*WHAT NEEDS TO BE DONE:*
Print out every line, exactly as written.

*SOURCE DATA:*
● ● ● ● ● ● ●

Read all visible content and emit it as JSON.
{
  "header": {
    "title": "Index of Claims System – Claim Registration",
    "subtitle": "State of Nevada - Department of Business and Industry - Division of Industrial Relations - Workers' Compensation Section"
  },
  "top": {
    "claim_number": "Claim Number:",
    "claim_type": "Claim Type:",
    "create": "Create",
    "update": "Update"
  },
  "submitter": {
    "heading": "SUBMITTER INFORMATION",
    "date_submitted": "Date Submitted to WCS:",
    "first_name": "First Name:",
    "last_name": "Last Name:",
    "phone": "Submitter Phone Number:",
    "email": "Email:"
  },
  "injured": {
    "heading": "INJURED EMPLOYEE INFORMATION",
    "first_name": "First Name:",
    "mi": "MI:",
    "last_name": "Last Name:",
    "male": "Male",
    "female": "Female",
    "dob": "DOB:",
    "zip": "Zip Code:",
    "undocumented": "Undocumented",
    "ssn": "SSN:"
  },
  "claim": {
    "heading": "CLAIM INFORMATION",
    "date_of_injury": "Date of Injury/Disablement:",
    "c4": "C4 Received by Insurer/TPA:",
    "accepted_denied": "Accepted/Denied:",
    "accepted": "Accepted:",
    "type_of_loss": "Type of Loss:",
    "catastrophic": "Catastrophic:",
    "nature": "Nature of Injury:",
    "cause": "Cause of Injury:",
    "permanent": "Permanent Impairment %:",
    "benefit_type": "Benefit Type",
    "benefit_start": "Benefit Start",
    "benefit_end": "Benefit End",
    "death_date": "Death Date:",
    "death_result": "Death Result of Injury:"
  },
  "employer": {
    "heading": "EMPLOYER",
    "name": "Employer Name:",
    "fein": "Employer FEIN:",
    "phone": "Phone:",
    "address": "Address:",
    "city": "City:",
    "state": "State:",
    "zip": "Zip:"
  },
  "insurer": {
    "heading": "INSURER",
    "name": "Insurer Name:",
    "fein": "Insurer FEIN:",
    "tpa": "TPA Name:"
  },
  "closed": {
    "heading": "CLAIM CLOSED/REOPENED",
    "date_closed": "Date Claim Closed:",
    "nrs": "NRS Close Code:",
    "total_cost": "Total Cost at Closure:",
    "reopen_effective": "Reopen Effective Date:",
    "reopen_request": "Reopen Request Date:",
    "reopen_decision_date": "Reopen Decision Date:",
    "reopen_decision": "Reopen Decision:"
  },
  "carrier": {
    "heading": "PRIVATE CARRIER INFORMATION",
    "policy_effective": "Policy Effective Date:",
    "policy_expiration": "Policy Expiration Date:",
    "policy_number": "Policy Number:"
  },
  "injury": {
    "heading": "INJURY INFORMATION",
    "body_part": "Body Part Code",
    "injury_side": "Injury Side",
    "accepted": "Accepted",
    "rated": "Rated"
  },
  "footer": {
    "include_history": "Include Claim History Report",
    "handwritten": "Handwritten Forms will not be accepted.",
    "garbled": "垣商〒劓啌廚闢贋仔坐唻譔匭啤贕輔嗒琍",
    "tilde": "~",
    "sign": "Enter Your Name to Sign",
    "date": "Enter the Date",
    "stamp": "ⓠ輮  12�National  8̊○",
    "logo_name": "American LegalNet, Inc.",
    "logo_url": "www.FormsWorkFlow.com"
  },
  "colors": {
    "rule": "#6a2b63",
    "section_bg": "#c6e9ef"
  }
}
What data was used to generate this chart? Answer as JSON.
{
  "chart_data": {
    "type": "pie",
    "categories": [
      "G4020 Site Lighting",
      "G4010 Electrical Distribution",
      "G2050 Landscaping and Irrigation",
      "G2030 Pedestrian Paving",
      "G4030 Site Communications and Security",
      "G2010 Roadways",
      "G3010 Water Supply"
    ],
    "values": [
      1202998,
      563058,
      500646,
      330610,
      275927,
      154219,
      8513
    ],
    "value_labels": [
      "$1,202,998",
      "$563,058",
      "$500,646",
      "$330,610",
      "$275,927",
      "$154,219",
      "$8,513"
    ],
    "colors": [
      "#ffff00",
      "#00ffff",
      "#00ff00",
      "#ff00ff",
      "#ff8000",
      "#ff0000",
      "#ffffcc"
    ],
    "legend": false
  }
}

● ● ● ● ● ● ●

*SOLUTION TO THIS EXERCISE:*
Read all visible content and emit it as JSON.
{
  "header": {
    "title": "Index of Claims System – Claim Registration",
    "subtitle": "State of Nevada - Department of Business and Industry - Division of Industrial Relations - Workers' Compensation Section"
  },
  "top": {
    "claim_number": "Claim Number:",
    "claim_type": "Claim Type:",
    "create": "Create",
    "update": "Update"
  },
  "submitter": {
    "heading": "SUBMITTER INFORMATION",
    "date_submitted": "Date Submitted to WCS:",
    "first_name": "First Name:",
    "last_name": "Last Name:",
    "phone": "Submitter Phone Number:",
    "email": "Email:"
  },
  "injured": {
    "heading": "INJURED EMPLOYEE INFORMATION",
    "first_name": "First Name:",
    "mi": "MI:",
    "last_name": "Last Name:",
    "male": "Male",
    "female": "Female",
    "dob": "DOB:",
    "zip": "Zip Code:",
    "undocumented": "Undocumented",
    "ssn": "SSN:"
  },
  "claim": {
    "heading": "CLAIM INFORMATION",
    "date_of_injury": "Date of Injury/Disablement:",
    "c4": "C4 Received by Insurer/TPA:",
    "accepted_denied": "Accepted/Denied:",
    "accepted": "Accepted:",
    "type_of_loss": "Type of Loss:",
    "catastrophic": "Catastrophic:",
    "nature": "Nature of Injury:",
    "cause": "Cause of Injury:",
    "permanent": "Permanent Impairment %:",
    "benefit_type": "Benefit Type",
    "benefit_start": "Benefit Start",
    "benefit_end": "Benefit End",
    "death_date": "Death Date:",
    "death_result": "Death Result of Injury:"
  },
  "employer": {
    "heading": "EMPLOYER",
    "name": "Employer Name:",
    "fein": "Employer FEIN:",
    "phone": "Phone:",
    "address": "Address:",
    "city": "City:",
    "state": "State:",
    "zip": "Zip:"
  },
  "insurer": {
    "heading": "INSURER",
    "name": "Insurer Name:",
    "fein": "Insurer FEIN:",
    "tpa": "TPA Name:"
  },
  "closed": {
    "heading": "CLAIM CLOSED/REOPENED",
    "date_closed": "Date Claim Closed:",
    "nrs": "NRS Close Code:",
    "total_cost": "Total Cost at Closure:",
    "reopen_effective": "Reopen Effective Date:",
    "reopen_request": "Reopen Request Date:",
    "reopen_decision_date": "Reopen Decision Date:",
    "reopen_decision": "Reopen Decision:"
  },
  "carrier": {
    "heading": "PRIVATE CARRIER INFORMATION",
    "policy_effective": "Policy Effective Date:",
    "policy_expiration": "Policy Expiration Date:",
    "policy_number": "Policy Number:"
  },
  "injury": {
    "heading": "INJURY INFORMATION",
    "body_part": "Body Part Code",
    "injury_side": "Injury Side",
    "accepted": "Accepted",
    "rated": "Rated"
  },
  "footer": {
    "include_history": "Include Claim History Report",
    "handwritten": "Handwritten Forms will not be accepted.",
    "garbled": "垣商〒劓啌廚闢贋仔坐唻譔匭啤贕輔嗒琍",
    "tilde": "~",
    "sign": "Enter Your Name to Sign",
    "date": "Enter the Date",
    "stamp": "ⓠ輮  12�National  8̊○",
    "logo_name": "American LegalNet, Inc.",
    "logo_url": "www.FormsWorkFlow.com"
  },
  "colors": {
    "rule": "#6a2b63",
    "section_bg": "#c6e9ef"
  }
}
What data was used to generate this chart? Answer as JSON.
{
  "chart_data": {
    "type": "pie",
    "categories": [
      "G4020 Site Lighting",
      "G4010 Electrical Distribution",
      "G2050 Landscaping and Irrigation",
      "G2030 Pedestrian Paving",
      "G4030 Site Communications and Security",
      "G2010 Roadways",
      "G3010 Water Supply"
    ],
    "values": [
      1202998,
      563058,
      500646,
      330610,
      275927,
      154219,
      8513
    ],
    "value_labels": [
      "$1,202,998",
      "$563,058",
      "$500,646",
      "$330,610",
      "$275,927",
      "$154,219",
      "$8,513"
    ],
    "colors": [
      "#ffff00",
      "#00ffff",
      "#00ff00",
      "#ff00ff",
      "#ff8000",
      "#ff0000",
      "#ffffcc"
    ],
    "legend": false
  }
}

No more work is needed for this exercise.